▸ TASK INSTRUCTIONS
Print every one of the following lines verbatim, without changing or leaving out anything.

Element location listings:
┄┄┄┄┄┄

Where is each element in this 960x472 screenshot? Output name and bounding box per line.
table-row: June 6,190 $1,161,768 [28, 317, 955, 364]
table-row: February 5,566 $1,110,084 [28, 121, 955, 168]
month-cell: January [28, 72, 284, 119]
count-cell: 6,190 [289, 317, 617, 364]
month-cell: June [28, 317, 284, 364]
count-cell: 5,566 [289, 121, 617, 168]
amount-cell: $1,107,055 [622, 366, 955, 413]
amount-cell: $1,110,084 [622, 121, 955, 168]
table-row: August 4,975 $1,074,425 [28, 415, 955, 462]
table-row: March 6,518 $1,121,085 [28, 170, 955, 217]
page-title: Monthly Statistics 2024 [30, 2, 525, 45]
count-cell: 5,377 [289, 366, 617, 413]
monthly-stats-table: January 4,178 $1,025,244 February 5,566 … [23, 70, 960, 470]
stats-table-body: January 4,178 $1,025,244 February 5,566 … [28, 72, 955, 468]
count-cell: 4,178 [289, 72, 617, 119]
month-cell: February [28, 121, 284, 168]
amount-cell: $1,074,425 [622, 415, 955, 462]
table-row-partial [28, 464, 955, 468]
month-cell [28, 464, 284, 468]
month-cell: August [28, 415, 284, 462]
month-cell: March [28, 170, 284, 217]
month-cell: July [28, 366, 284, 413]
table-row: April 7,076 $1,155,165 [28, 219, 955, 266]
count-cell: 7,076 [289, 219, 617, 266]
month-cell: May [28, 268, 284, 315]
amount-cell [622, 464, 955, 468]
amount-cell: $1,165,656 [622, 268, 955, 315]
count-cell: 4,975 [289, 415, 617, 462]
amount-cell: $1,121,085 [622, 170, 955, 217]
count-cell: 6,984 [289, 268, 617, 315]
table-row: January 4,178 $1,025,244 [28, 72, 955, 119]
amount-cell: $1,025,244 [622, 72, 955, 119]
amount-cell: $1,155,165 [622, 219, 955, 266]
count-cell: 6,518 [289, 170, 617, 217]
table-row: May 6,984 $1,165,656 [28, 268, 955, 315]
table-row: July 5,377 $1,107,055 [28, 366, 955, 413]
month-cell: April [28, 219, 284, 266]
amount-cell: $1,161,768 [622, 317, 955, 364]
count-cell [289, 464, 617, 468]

┄┄┄┄┄┄

▸ COMPLETE RESPONSE
Where is each element in this 960x472 screenshot? Output name and bounding box per line.
table-row: June 6,190 $1,161,768 [28, 317, 955, 364]
table-row: February 5,566 $1,110,084 [28, 121, 955, 168]
month-cell: January [28, 72, 284, 119]
count-cell: 6,190 [289, 317, 617, 364]
month-cell: June [28, 317, 284, 364]
count-cell: 5,566 [289, 121, 617, 168]
amount-cell: $1,107,055 [622, 366, 955, 413]
amount-cell: $1,110,084 [622, 121, 955, 168]
table-row: August 4,975 $1,074,425 [28, 415, 955, 462]
table-row: March 6,518 $1,121,085 [28, 170, 955, 217]
page-title: Monthly Statistics 2024 [30, 2, 525, 45]
count-cell: 5,377 [289, 366, 617, 413]
monthly-stats-table: January 4,178 $1,025,244 February 5,566 … [23, 70, 960, 470]
stats-table-body: January 4,178 $1,025,244 February 5,566 … [28, 72, 955, 468]
count-cell: 4,178 [289, 72, 617, 119]
month-cell: February [28, 121, 284, 168]
amount-cell: $1,074,425 [622, 415, 955, 462]
table-row-partial [28, 464, 955, 468]
month-cell [28, 464, 284, 468]
month-cell: August [28, 415, 284, 462]
month-cell: March [28, 170, 284, 217]
month-cell: July [28, 366, 284, 413]
table-row: April 7,076 $1,155,165 [28, 219, 955, 266]
count-cell: 7,076 [289, 219, 617, 266]
month-cell: May [28, 268, 284, 315]
amount-cell [622, 464, 955, 468]
amount-cell: $1,165,656 [622, 268, 955, 315]
count-cell: 4,975 [289, 415, 617, 462]
amount-cell: $1,121,085 [622, 170, 955, 217]
count-cell: 6,984 [289, 268, 617, 315]
table-row: January 4,178 $1,025,244 [28, 72, 955, 119]
amount-cell: $1,025,244 [622, 72, 955, 119]
amount-cell: $1,155,165 [622, 219, 955, 266]
count-cell: 6,518 [289, 170, 617, 217]
table-row: May 6,984 $1,165,656 [28, 268, 955, 315]
table-row: July 5,377 $1,107,055 [28, 366, 955, 413]
month-cell: April [28, 219, 284, 266]
amount-cell: $1,161,768 [622, 317, 955, 364]
count-cell [289, 464, 617, 468]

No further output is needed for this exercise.